WHAT IS NEEDED
Each line below that contains "orgánicas" counts once; report the total and nothing more.

— START MATERIAL PROVIDED —

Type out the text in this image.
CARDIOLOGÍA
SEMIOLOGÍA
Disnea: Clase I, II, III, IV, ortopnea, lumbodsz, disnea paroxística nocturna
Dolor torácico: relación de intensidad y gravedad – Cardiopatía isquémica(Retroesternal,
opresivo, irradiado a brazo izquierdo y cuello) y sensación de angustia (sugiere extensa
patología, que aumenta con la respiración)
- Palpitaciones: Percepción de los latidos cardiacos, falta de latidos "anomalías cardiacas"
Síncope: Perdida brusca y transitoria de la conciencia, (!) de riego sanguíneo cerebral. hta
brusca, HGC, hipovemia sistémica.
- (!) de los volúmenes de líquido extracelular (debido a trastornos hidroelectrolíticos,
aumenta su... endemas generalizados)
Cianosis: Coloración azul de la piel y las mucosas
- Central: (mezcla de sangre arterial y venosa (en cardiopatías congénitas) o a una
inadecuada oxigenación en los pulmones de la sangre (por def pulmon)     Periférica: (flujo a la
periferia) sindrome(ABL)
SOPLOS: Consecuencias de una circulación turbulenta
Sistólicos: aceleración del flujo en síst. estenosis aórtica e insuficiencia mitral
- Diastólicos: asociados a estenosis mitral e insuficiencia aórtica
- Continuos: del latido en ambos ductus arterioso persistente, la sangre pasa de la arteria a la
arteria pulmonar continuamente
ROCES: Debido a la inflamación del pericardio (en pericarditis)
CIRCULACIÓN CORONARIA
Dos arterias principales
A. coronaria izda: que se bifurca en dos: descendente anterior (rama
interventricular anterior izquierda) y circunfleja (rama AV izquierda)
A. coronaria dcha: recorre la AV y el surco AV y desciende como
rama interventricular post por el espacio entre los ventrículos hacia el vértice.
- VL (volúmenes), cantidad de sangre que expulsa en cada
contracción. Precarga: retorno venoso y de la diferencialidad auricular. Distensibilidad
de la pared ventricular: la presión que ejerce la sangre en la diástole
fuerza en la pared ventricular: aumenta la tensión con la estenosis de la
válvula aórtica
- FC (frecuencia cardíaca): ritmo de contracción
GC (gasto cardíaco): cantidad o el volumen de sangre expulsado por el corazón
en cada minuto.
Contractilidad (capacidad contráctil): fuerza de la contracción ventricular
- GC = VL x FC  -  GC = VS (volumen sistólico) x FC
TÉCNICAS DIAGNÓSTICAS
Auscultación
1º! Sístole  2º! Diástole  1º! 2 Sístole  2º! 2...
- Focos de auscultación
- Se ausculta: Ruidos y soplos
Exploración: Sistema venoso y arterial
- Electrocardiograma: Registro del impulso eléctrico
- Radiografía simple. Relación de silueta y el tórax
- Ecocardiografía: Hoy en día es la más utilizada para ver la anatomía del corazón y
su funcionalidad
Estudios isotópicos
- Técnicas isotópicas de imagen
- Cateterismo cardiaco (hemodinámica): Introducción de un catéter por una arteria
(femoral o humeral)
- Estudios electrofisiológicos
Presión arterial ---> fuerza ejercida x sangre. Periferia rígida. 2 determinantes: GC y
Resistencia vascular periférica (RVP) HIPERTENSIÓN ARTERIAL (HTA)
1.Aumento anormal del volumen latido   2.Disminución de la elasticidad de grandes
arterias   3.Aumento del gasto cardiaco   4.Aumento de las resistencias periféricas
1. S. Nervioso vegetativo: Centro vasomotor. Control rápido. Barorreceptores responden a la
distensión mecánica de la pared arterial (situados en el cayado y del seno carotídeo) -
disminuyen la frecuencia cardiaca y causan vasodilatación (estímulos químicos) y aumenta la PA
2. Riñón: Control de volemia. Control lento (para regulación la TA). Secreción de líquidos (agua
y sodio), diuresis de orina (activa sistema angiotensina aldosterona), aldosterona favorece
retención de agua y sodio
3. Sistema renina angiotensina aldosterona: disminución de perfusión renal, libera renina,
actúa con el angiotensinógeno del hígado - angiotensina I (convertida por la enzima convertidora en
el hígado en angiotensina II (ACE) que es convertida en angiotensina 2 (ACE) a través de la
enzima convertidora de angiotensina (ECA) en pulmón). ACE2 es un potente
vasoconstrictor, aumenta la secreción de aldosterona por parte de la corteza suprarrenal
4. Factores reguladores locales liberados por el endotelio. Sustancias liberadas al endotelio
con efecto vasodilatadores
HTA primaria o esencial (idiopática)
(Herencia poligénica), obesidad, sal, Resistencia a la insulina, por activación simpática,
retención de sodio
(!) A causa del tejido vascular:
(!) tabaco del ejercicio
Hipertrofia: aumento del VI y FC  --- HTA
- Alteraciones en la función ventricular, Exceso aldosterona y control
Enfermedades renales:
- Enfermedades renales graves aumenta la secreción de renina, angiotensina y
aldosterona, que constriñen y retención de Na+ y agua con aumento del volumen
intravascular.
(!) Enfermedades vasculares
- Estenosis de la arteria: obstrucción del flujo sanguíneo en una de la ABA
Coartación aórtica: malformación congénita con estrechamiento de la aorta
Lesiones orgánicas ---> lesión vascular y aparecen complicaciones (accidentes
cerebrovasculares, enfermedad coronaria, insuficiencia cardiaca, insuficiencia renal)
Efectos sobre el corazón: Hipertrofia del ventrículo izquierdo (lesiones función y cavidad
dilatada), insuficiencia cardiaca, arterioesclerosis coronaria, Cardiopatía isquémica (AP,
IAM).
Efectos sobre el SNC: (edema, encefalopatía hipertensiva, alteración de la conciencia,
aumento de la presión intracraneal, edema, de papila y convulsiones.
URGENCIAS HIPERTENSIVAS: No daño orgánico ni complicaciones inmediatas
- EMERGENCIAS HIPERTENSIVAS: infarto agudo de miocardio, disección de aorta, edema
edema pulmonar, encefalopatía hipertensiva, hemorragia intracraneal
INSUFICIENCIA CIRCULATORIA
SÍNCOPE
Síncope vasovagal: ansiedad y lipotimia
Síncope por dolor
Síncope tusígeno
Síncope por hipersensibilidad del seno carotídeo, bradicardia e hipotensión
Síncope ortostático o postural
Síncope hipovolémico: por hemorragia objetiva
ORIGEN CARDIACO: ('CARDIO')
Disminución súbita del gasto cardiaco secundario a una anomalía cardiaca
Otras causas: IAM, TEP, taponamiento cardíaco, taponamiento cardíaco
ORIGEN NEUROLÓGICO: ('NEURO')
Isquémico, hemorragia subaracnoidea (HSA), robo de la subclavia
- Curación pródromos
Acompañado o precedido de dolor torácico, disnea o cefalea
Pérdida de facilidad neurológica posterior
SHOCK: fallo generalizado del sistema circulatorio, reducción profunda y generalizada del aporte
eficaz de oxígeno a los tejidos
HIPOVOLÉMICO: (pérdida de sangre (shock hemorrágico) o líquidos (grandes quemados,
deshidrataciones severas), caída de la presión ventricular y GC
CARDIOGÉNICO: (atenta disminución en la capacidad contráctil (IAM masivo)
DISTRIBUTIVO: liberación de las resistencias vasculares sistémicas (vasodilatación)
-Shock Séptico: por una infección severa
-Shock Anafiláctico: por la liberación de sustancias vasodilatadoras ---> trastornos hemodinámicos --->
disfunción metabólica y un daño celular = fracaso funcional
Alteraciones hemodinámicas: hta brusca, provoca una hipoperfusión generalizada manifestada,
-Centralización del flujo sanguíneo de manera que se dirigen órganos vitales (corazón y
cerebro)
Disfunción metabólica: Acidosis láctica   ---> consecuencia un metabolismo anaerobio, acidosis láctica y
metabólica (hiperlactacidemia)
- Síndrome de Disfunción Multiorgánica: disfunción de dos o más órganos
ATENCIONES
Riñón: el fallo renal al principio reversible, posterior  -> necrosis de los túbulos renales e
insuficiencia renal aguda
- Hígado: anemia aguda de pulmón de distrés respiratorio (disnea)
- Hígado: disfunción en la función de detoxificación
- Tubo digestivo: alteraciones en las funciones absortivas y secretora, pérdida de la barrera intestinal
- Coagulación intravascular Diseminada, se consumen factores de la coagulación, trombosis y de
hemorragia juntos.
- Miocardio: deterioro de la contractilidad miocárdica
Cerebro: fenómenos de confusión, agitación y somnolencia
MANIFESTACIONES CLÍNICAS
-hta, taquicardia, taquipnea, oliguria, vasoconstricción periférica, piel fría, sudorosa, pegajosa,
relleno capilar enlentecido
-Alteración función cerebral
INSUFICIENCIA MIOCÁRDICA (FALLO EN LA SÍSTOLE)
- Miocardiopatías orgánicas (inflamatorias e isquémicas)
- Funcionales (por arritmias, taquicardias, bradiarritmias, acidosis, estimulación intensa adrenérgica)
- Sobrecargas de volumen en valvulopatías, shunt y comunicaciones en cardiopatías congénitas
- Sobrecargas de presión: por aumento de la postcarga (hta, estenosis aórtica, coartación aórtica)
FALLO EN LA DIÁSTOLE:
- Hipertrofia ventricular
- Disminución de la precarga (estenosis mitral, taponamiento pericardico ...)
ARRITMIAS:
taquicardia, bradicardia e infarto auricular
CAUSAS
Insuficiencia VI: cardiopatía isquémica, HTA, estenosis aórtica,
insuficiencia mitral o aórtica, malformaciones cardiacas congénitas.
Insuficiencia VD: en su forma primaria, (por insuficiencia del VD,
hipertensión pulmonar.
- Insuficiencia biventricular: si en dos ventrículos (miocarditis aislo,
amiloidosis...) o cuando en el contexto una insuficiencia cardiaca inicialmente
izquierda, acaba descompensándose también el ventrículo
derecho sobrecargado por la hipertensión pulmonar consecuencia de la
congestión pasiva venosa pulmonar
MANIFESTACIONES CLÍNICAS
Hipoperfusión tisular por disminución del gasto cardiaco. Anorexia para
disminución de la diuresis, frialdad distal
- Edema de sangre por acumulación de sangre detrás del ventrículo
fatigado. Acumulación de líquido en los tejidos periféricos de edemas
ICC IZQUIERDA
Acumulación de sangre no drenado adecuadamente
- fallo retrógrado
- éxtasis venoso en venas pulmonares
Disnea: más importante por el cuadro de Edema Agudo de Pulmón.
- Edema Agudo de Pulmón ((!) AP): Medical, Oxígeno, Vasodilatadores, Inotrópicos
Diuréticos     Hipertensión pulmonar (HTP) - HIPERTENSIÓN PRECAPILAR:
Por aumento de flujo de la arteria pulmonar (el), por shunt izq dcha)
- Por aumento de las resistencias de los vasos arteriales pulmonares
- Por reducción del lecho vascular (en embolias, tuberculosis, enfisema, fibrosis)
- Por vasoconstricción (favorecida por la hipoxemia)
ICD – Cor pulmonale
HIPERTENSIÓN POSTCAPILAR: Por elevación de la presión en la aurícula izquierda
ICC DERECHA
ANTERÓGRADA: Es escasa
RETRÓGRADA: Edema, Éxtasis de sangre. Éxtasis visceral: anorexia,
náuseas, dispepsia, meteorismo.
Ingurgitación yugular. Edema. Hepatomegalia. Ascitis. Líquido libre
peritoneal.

— END MATERIAL PROVIDED —

EXPECTED ANSWER
2